Task directions —
Your task is to copy every line of this material exactly.

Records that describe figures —
>>>

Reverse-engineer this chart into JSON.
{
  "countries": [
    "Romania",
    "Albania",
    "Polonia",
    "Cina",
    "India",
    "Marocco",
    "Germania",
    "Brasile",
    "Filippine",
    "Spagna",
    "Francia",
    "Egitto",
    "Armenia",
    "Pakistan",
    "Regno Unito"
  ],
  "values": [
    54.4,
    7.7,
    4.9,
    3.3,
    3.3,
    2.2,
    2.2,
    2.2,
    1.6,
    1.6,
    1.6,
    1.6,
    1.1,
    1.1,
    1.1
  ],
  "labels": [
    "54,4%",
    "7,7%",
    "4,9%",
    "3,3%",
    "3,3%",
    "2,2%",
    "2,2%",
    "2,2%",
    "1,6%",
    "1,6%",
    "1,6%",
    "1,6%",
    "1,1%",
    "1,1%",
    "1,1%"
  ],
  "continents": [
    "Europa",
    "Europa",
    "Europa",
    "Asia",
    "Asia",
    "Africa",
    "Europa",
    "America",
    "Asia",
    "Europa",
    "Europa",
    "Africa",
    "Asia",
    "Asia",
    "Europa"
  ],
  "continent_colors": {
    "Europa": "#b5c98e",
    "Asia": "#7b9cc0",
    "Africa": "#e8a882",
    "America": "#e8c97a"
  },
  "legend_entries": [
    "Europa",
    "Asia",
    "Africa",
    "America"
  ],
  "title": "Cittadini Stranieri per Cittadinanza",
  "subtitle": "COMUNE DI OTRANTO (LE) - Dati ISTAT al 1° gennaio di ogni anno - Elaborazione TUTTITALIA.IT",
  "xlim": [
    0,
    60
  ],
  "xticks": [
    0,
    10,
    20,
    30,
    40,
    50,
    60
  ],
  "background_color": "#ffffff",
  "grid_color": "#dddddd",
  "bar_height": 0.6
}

<<<

Solution to this exercise —
Reverse-engineer this chart into JSON.
{
  "countries": [
    "Romania",
    "Albania",
    "Polonia",
    "Cina",
    "India",
    "Marocco",
    "Germania",
    "Brasile",
    "Filippine",
    "Spagna",
    "Francia",
    "Egitto",
    "Armenia",
    "Pakistan",
    "Regno Unito"
  ],
  "values": [
    54.4,
    7.7,
    4.9,
    3.3,
    3.3,
    2.2,
    2.2,
    2.2,
    1.6,
    1.6,
    1.6,
    1.6,
    1.1,
    1.1,
    1.1
  ],
  "labels": [
    "54,4%",
    "7,7%",
    "4,9%",
    "3,3%",
    "3,3%",
    "2,2%",
    "2,2%",
    "2,2%",
    "1,6%",
    "1,6%",
    "1,6%",
    "1,6%",
    "1,1%",
    "1,1%",
    "1,1%"
  ],
  "continents": [
    "Europa",
    "Europa",
    "Europa",
    "Asia",
    "Asia",
    "Africa",
    "Europa",
    "America",
    "Asia",
    "Europa",
    "Europa",
    "Africa",
    "Asia",
    "Asia",
    "Europa"
  ],
  "continent_colors": {
    "Europa": "#b5c98e",
    "Asia": "#7b9cc0",
    "Africa": "#e8a882",
    "America": "#e8c97a"
  },
  "legend_entries": [
    "Europa",
    "Asia",
    "Africa",
    "America"
  ],
  "title": "Cittadini Stranieri per Cittadinanza",
  "subtitle": "COMUNE DI OTRANTO (LE) - Dati ISTAT al 1° gennaio di ogni anno - Elaborazione TUTTITALIA.IT",
  "xlim": [
    0,
    60
  ],
  "xticks": [
    0,
    10,
    20,
    30,
    40,
    50,
    60
  ],
  "background_color": "#ffffff",
  "grid_color": "#dddddd",
  "bar_height": 0.6
}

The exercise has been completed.